Task description — Collect all lines containing the word "trong" from the data.

-- Start of Source data --

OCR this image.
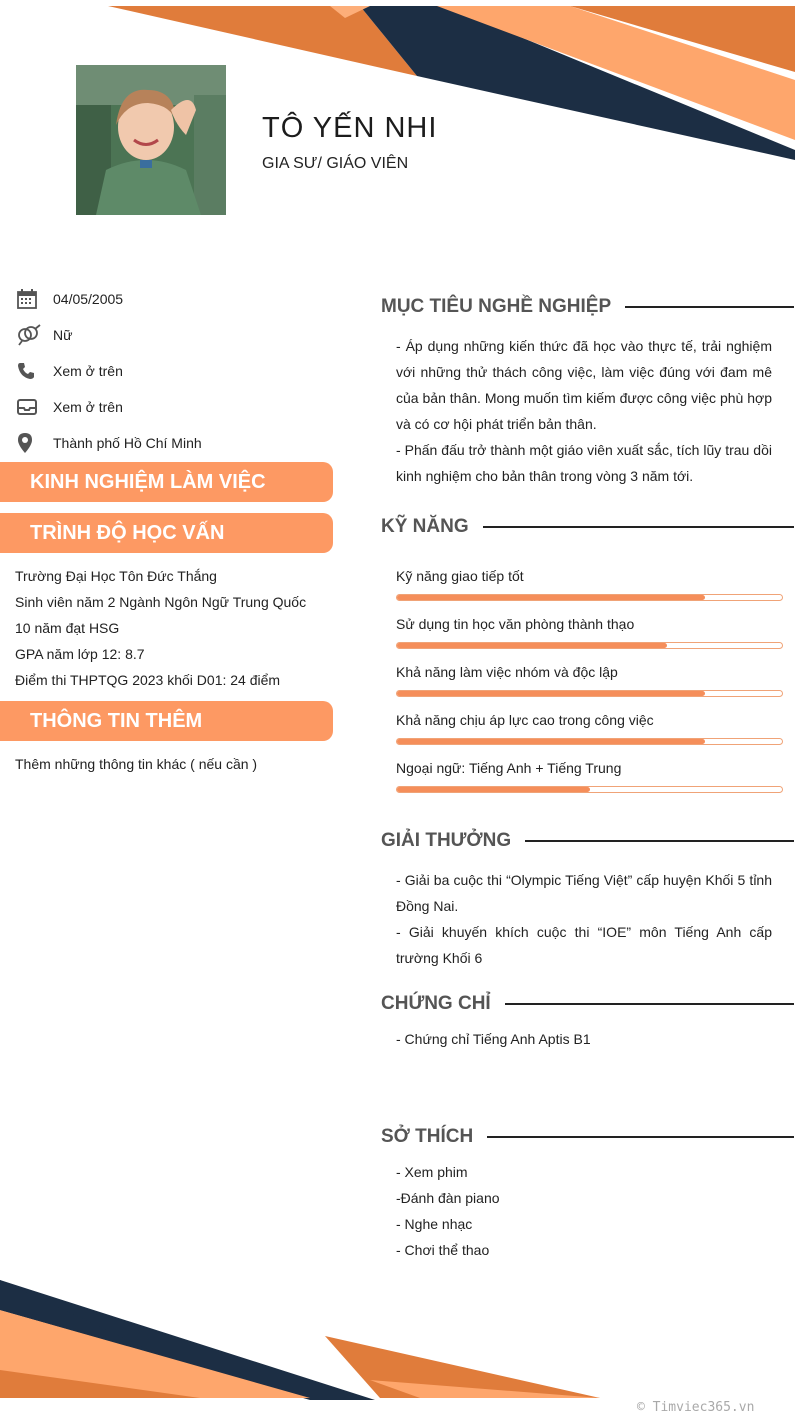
TÔ YẾN NHI
GIA SƯ/ GIÁO VIÊN
04/05/2005
Nữ
Xem ở trên
Xem ở trên
Thành phố Hồ Chí Minh
KINH NGHIỆM LÀM VIỆC
TRÌNH ĐỘ HỌC VẤN
Trường Đại Học Tôn Đức Thắng
Sinh viên năm 2 Ngành Ngôn Ngữ Trung Quốc
10 năm đạt HSG
GPA năm lớp 12: 8.7
Điểm thi THPTQG 2023 khối D01: 24 điểm
THÔNG TIN THÊM
Thêm những thông tin khác ( nếu cần )
MỤC TIÊU NGHỀ NGHIỆP
- Áp dụng những kiến thức đã học vào thực tế, trải nghiệm với những thử thách công việc, làm việc đúng với đam mê của bản thân. Mong muốn tìm kiếm được công việc phù hợp và có cơ hội phát triển bản thân.
- Phấn đấu trở thành một giáo viên xuất sắc, tích lũy trau dồi kinh nghiệm cho bản thân trong vòng 3 năm tới.
KỸ NĂNG
Kỹ năng giao tiếp tốt
Sử dụng tin học văn phòng thành thạo
Khả năng làm việc nhóm và độc lập
Khả năng chịu áp lực cao trong công việc
Ngoại ngữ: Tiếng Anh + Tiếng Trung
GIẢI THƯỞNG
- Giải ba cuộc thi “Olympic Tiếng Việt” cấp huyện Khối 5 tỉnh Đồng Nai.
- Giải khuyến khích cuộc thi “IOE” môn Tiếng Anh cấp trường Khối 6
CHỨNG CHỈ
- Chứng chỉ Tiếng Anh Aptis B1
SỞ THÍCH
- Xem phim
-Đánh đàn piano
- Nghe nhạc
- Chơi thể thao
© Timviec365.vn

-- End of Source data --

Task solution —
- Phấn đấu trở thành một giáo viên xuất sắc, tích lũy trau dồi kinh nghiệm cho bản thân trong vòng 3 năm tới.
Khả năng chịu áp lực cao trong công việc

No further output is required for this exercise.